*OBJECTIVE:* Gather each line in the entries that includes the string "Добавить".

§

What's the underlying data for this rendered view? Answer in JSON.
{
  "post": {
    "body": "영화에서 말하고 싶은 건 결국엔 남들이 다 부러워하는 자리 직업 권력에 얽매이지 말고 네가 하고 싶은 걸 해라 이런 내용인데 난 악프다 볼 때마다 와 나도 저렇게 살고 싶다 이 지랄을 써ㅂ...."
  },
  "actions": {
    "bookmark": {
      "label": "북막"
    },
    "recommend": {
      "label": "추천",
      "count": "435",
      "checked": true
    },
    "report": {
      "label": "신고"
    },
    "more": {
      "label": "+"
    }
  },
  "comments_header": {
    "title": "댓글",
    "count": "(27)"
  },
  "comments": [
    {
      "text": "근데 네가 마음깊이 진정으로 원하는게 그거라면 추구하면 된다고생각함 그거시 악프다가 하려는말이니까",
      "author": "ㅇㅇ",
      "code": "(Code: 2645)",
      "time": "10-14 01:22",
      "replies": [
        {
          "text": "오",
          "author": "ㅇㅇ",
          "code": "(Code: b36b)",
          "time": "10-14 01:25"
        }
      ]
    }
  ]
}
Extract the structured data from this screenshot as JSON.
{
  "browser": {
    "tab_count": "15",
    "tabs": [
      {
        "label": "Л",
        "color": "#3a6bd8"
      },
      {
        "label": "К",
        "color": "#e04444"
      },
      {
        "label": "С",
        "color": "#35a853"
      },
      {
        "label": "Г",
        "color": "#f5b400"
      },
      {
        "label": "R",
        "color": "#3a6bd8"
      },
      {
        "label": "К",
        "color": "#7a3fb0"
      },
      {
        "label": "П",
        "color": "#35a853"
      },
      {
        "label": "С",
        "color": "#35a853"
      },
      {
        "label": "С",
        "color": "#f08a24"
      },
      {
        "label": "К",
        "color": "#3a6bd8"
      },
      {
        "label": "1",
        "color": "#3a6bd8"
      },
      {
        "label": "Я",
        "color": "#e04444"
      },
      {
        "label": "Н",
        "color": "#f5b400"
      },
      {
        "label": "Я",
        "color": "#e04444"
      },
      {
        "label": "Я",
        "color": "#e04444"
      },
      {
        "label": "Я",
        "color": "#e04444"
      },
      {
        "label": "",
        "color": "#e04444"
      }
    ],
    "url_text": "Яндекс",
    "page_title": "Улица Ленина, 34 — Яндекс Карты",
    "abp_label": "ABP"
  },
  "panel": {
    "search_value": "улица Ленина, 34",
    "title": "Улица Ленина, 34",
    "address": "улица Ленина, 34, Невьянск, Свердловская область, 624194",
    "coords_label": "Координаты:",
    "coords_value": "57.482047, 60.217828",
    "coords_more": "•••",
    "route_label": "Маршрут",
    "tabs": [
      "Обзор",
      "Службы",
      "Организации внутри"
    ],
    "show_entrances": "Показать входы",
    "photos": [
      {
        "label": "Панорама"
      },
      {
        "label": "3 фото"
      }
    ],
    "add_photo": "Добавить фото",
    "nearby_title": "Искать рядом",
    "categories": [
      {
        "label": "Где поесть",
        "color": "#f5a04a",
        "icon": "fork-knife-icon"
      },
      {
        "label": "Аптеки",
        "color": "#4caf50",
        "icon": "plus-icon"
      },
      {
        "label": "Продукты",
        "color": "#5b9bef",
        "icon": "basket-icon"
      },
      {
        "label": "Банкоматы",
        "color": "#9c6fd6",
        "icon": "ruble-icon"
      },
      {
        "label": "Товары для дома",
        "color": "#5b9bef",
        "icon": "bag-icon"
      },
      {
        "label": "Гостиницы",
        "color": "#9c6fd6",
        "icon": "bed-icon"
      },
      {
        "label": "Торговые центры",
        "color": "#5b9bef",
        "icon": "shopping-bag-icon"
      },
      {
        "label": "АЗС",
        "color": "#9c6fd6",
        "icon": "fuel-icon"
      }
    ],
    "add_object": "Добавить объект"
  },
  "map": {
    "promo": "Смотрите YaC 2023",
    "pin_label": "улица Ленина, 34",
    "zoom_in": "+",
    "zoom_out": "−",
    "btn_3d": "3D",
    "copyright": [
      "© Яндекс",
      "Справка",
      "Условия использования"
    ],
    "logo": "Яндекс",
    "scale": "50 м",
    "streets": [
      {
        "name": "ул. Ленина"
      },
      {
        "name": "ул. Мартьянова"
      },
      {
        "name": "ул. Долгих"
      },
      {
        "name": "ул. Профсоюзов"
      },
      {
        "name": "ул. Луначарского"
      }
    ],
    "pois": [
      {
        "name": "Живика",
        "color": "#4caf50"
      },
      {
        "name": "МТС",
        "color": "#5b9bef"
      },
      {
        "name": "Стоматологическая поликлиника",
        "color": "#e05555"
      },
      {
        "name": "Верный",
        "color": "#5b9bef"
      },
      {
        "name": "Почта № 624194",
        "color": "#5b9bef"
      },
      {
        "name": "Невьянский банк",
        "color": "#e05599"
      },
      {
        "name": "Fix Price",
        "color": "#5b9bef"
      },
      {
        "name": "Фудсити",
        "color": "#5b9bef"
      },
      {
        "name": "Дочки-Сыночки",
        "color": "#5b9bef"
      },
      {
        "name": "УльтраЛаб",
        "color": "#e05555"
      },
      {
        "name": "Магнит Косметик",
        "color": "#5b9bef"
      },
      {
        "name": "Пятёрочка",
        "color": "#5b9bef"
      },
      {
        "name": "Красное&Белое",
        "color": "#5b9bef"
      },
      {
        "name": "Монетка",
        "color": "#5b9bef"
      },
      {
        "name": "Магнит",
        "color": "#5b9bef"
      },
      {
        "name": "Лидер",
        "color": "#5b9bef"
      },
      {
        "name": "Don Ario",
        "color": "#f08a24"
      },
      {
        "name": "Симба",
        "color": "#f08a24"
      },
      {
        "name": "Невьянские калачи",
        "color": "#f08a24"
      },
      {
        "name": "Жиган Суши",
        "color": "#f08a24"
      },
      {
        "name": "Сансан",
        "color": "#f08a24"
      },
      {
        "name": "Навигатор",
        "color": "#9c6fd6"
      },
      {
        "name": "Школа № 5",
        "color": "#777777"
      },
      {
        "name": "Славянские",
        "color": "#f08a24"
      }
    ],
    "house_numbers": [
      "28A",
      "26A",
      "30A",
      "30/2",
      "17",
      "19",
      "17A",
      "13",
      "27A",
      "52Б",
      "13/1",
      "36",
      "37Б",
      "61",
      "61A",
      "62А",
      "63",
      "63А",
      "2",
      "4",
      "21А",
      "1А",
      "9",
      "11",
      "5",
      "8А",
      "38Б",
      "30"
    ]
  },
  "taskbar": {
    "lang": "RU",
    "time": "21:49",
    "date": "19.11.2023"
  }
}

§

*WORKED ANSWER:*
    "add_photo": "Добавить фото",
    "add_object": "Добавить объект"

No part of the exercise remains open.